Passage ->

---+---

Sunday, 26 February 2017

3 months later

Three months on, I’m so fine. That is what I tell myself and all of my friends. I’m ok at the moment! I say YES! I’m so fine! So fine! I sometimes get a little hormonal but who doesn’t?! I’m FINE!
How much am I hurting myself by pushing this away? I don’t do that. I’m the writer, the drama girl, the creative writing graduate who wears her heart on her sleeve and is poetic about everything. What is going to happen in 10 years’ time? Are these complicated feelings that I don’t understand going to manifest themselves in some awful relationship I bury myself in? Are they already manifesting themselves in the relationships I have now?
The sage advice I give to all of the people I know who have sadness is to lean in. Lean in to your sorrow. Lean in to it, feel it, let it overwhelm you and control you, and then remember that your feelings belong to you and you are in charge. Maybe it’s a trivial thing that upset you. But your sadness is yours and it’s real.  You can’t control how you feel, but you can - sometimes - control how you feel it. Sometimes. Lean out.

---+---

What this task involves -> Continue the blog post about feeling fine three months later, starting after its final line, "Lean out."

Layout records:

---+---

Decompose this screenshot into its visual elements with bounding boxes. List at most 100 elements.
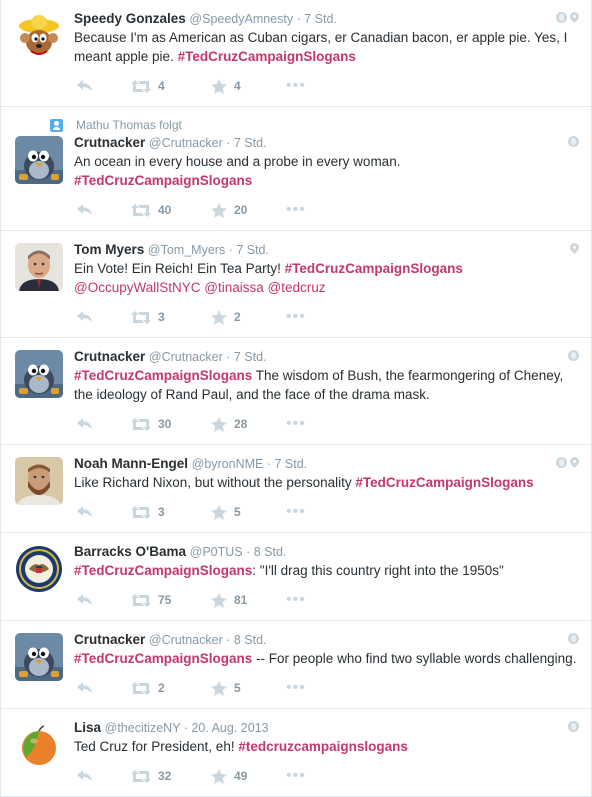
reply-button[interactable]	[77, 418, 131, 430]
retweet-button[interactable]: 32	[131, 769, 211, 783]
reply-button[interactable]	[77, 682, 131, 694]
user-handle[interactable]: @Tom_Myers	[148, 243, 225, 257]
location-pin-icon	[570, 243, 579, 256]
tweet[interactable]: Mathu Thomas folgt Crutnacker @Crutnacker…	[1, 107, 591, 231]
tweet-actions: 75 81 •••	[77, 580, 579, 620]
user-handle[interactable]: @P0TUS	[190, 545, 243, 559]
more-dots-icon[interactable]: •••	[286, 78, 306, 94]
user-handle[interactable]: @Crutnacker	[149, 633, 223, 647]
tweet[interactable]: Barracks O'Bama @P0TUS · 8 Std. #TedCruzC…	[1, 533, 591, 621]
tweet-header: Tom Myers @Tom_Myers · 7 Std.	[74, 241, 579, 259]
tweet-header: Lisa @thecitizeNY · 20. Aug. 2013	[74, 719, 579, 737]
tweet-actions: 30 28 •••	[77, 404, 579, 444]
more-dots-icon[interactable]: •••	[286, 680, 306, 696]
user-handle[interactable]: @Crutnacker	[149, 350, 223, 364]
retweet-icon	[131, 769, 151, 783]
favorite-button[interactable]: 20	[211, 202, 286, 218]
user-fullname[interactable]: Speedy Gonzales	[74, 11, 186, 26]
user-fullname[interactable]: Crutnacker	[74, 632, 145, 647]
more-dots-icon[interactable]: •••	[286, 592, 306, 608]
avatar[interactable]	[15, 350, 63, 398]
retweet-button[interactable]: 2	[131, 681, 211, 695]
user-fullname[interactable]: Tom Myers	[74, 242, 144, 257]
hashtag-link[interactable]: #TedCruzCampaignSlogans	[74, 368, 252, 383]
avatar[interactable]	[15, 457, 63, 505]
more-dots-icon[interactable]: •••	[286, 504, 306, 520]
tweet-meta-icons	[568, 136, 579, 147]
avatar[interactable]	[15, 243, 63, 291]
hashtag-link[interactable]: #TedCruzCampaignSlogans	[74, 563, 252, 578]
reply-button[interactable]	[77, 80, 131, 92]
hashtag-link[interactable]: #TedCruzCampaignSlogans	[178, 49, 356, 64]
hashtag-link[interactable]: #tedcruzcampaignslogans	[238, 739, 408, 754]
tweet[interactable]: Crutnacker @Crutnacker · 7 Std. #TedCruzC…	[1, 338, 591, 445]
more-dots-icon[interactable]: •••	[286, 202, 306, 218]
separator-dot: ·	[222, 633, 234, 647]
globe-icon	[556, 457, 567, 468]
tweet-timestamp[interactable]: 7 Std.	[274, 457, 307, 471]
more-dots-icon[interactable]: •••	[286, 309, 306, 325]
tweet[interactable]: Speedy Gonzales @SpeedyAmnesty · 7 Std. B…	[1, 0, 591, 107]
reply-button[interactable]	[77, 204, 131, 216]
user-fullname[interactable]: Noah Mann-Engel	[74, 456, 188, 471]
tweet-timestamp[interactable]: 8 Std.	[234, 633, 267, 647]
star-icon	[211, 768, 227, 784]
tweet-timestamp[interactable]: 20. Aug. 2013	[191, 721, 268, 735]
separator-dot: ·	[242, 545, 254, 559]
favorite-count: 49	[234, 769, 248, 783]
avatar[interactable]	[15, 721, 63, 769]
favorite-button[interactable]: 2	[211, 309, 286, 325]
favorite-button[interactable]: 5	[211, 680, 286, 696]
user-fullname[interactable]: Barracks O'Bama	[74, 544, 186, 559]
tweet-timestamp[interactable]: 7 Std.	[304, 12, 337, 26]
hashtag-link[interactable]: #TedCruzCampaignSlogans	[355, 475, 533, 490]
reply-button[interactable]	[77, 594, 131, 606]
star-icon	[211, 78, 227, 94]
star-icon	[211, 504, 227, 520]
mention-link[interactable]: @tedcruz	[268, 280, 326, 295]
tweet[interactable]: Tom Myers @Tom_Myers · 7 Std. Ein Vote! E…	[1, 231, 591, 338]
tweet-timestamp[interactable]: 7 Std.	[236, 243, 269, 257]
retweet-button[interactable]: 75	[131, 593, 211, 607]
user-handle[interactable]: @Crutnacker	[149, 136, 223, 150]
retweet-button[interactable]: 40	[131, 203, 211, 217]
user-fullname[interactable]: Crutnacker	[74, 349, 145, 364]
retweet-button[interactable]: 4	[131, 79, 211, 93]
user-handle[interactable]: @thecitizeNY	[105, 721, 181, 735]
hashtag-link[interactable]: #TedCruzCampaignSlogans	[74, 651, 252, 666]
tweet-timestamp[interactable]: 7 Std.	[234, 350, 267, 364]
tweet[interactable]: Lisa @thecitizeNY · 20. Aug. 2013 Ted Cru…	[1, 709, 591, 797]
tweet-meta-icons	[568, 633, 579, 644]
hashtag-link[interactable]: #TedCruzCampaignSlogans	[285, 261, 463, 276]
reply-arrow-icon	[77, 311, 93, 323]
favorite-button[interactable]: 28	[211, 416, 286, 432]
avatar[interactable]	[15, 136, 63, 184]
favorite-button[interactable]: 5	[211, 504, 286, 520]
reply-button[interactable]	[77, 311, 131, 323]
avatar[interactable]	[15, 633, 63, 681]
tweet-actions: 32 49 •••	[77, 756, 579, 796]
retweet-button[interactable]: 3	[131, 505, 211, 519]
tweet-timestamp[interactable]: 8 Std.	[254, 545, 287, 559]
avatar[interactable]	[15, 545, 63, 593]
mention-link[interactable]: @tinaissa	[204, 280, 263, 295]
favorite-button[interactable]: 4	[211, 78, 286, 94]
user-fullname[interactable]: Crutnacker	[74, 135, 145, 150]
retweet-button[interactable]: 30	[131, 417, 211, 431]
favorite-button[interactable]: 81	[211, 592, 286, 608]
more-dots-icon[interactable]: •••	[286, 768, 306, 784]
user-handle[interactable]: @byronNME	[192, 457, 264, 471]
avatar[interactable]	[15, 12, 63, 60]
retweet-button[interactable]: 3	[131, 310, 211, 324]
favorite-button[interactable]: 49	[211, 768, 286, 784]
more-dots-icon[interactable]: •••	[286, 416, 306, 432]
user-fullname[interactable]: Lisa	[74, 720, 101, 735]
tweet[interactable]: Crutnacker @Crutnacker · 8 Std. #TedCruzC…	[1, 621, 591, 709]
hashtag-link[interactable]: #TedCruzCampaignSlogans	[74, 173, 252, 188]
user-handle[interactable]: @SpeedyAmnesty	[189, 12, 293, 26]
tweet[interactable]: Noah Mann-Engel @byronNME · 7 Std. Like R…	[1, 445, 591, 533]
reply-button[interactable]	[77, 770, 131, 782]
tweet-timestamp[interactable]: 7 Std.	[234, 136, 267, 150]
mention-link[interactable]: @OccupyWallStNYC	[74, 280, 200, 295]
reply-button[interactable]	[77, 506, 131, 518]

---+---

Output of the task ->
I was raised Catholic, and although I’ve always found the bible and religion in general to be slightly wanting, I’ve always found the conception part easy to get along with. Life begins at conception, I’m not sure if that comes from my religious upbringing or not. I’m agnostic (a term I hate – it makes me sound unsure but I’m very content with my religious views – I sit very comfortably on a fence and dip over to each side if and when I need). I don’t go to church anymore, but some of those Catholic doctrines must have stuck. I’m also a feminist; I don’t burn my bras or grow out my armpit hair and I still care about what people think of me, even if I wish I didn’t, but I do believe in equal opportunities for men and women, and I am pro-equality and pro-choice. But I also always hoped that if I ever got pregnant by my own mistake, then that’s life and I live a privileged one and I know I would be taken care of by my family, and whatever my circumstance, my baby and I would have a comfortable life.
In the time since my operation, I’ve known two girls who have had abortions, and one girl who had a miscarriage. It happens a lot. Women losing early pregnancies is a very common thing. And in the pro-choice, anti-male, feminist society we live in, it seems to me that if these women grieve, it must be a very private and very taboo grief. I never said to anyone that I lost a baby. I’m careful about those words. I wait and see what kind of views the person I’m talking to holds, and I’ll tailor my story to how they view it. I tailor my grief to fit other people’s views. If I feel comfortable enough, I’ll allude to it, I’ll make a joke about how I had morning sickness and still didn’t figure it out and I’ll try and catch their eye to see how far I go. Keep joking? Change the subject? Am I allowed to cry here? I blame my hormones and the weather outside and how my job is very hard. It’s been three months. My hormones should be settled, it’s turning out to be a beautifully cold and sunny February and I’m pretty sure I’ve got the coolest job in the world.
I’m sad because I lost a baby.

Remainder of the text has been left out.